> **Exercise objective**
Reproduce every entry below precisely. Pictures are excluded from the copy.

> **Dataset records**
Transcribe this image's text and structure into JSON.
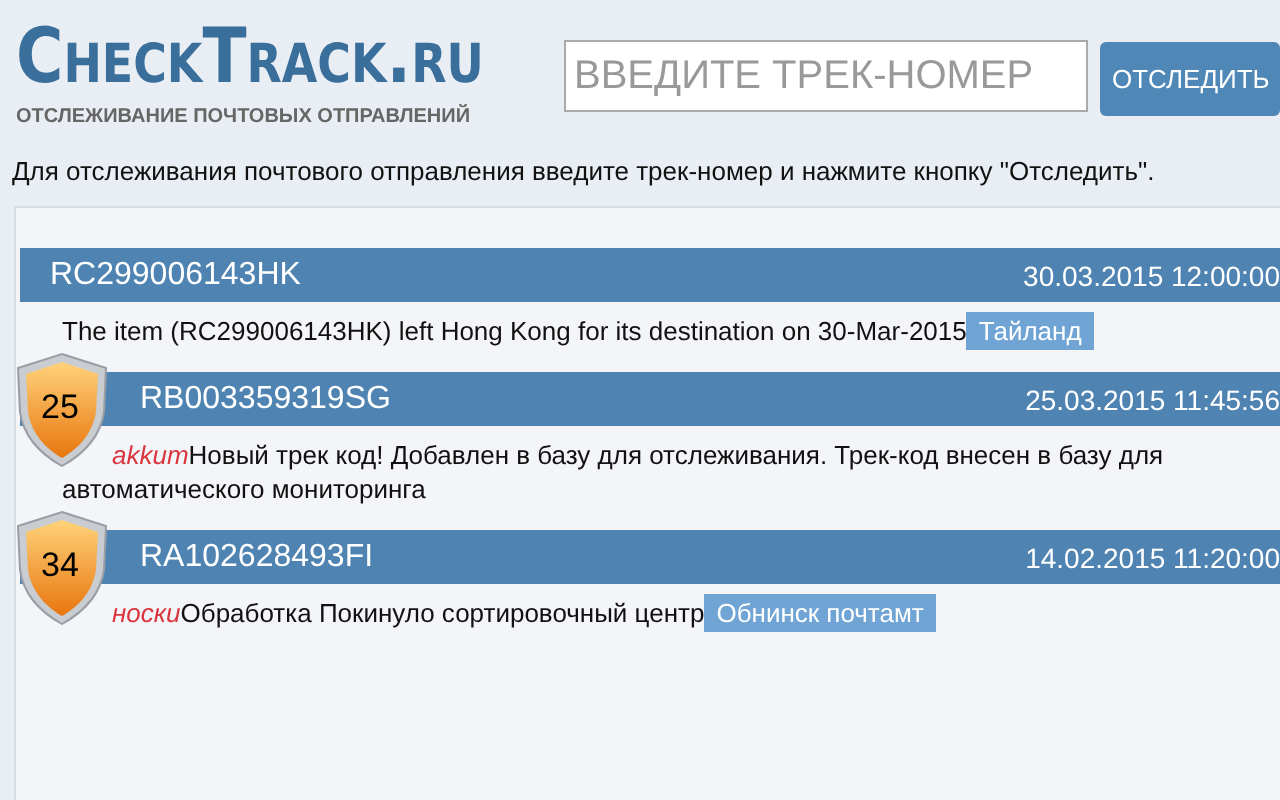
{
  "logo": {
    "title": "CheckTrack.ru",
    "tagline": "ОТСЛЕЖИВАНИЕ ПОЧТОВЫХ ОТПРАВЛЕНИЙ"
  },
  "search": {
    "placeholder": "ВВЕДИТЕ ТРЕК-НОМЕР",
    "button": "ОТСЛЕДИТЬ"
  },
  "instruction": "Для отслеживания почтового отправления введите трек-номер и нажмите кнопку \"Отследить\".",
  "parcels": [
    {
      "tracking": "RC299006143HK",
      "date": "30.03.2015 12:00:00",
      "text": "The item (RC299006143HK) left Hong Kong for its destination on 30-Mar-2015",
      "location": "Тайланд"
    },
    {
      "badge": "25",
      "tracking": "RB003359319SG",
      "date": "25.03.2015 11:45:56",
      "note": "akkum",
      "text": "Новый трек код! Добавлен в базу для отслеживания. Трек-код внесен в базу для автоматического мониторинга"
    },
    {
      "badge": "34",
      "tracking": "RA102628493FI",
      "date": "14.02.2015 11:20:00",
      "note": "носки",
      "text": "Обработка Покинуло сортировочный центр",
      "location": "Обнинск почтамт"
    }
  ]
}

> **Written solution**
Transcribe this image's text and structure into JSON.
{
  "logo": {
    "title": "CheckTrack.ru",
    "tagline": "ОТСЛЕЖИВАНИЕ ПОЧТОВЫХ ОТПРАВЛЕНИЙ"
  },
  "search": {
    "placeholder": "ВВЕДИТЕ ТРЕК-НОМЕР",
    "button": "ОТСЛЕДИТЬ"
  },
  "instruction": "Для отслеживания почтового отправления введите трек-номер и нажмите кнопку \"Отследить\".",
  "parcels": [
    {
      "tracking": "RC299006143HK",
      "date": "30.03.2015 12:00:00",
      "text": "The item (RC299006143HK) left Hong Kong for its destination on 30-Mar-2015",
      "location": "Тайланд"
    },
    {
      "badge": "25",
      "tracking": "RB003359319SG",
      "date": "25.03.2015 11:45:56",
      "note": "akkum",
      "text": "Новый трек код! Добавлен в базу для отслеживания. Трек-код внесен в базу для автоматического мониторинга"
    },
    {
      "badge": "34",
      "tracking": "RA102628493FI",
      "date": "14.02.2015 11:20:00",
      "note": "носки",
      "text": "Обработка Покинуло сортировочный центр",
      "location": "Обнинск почтамт"
    }
  ]
}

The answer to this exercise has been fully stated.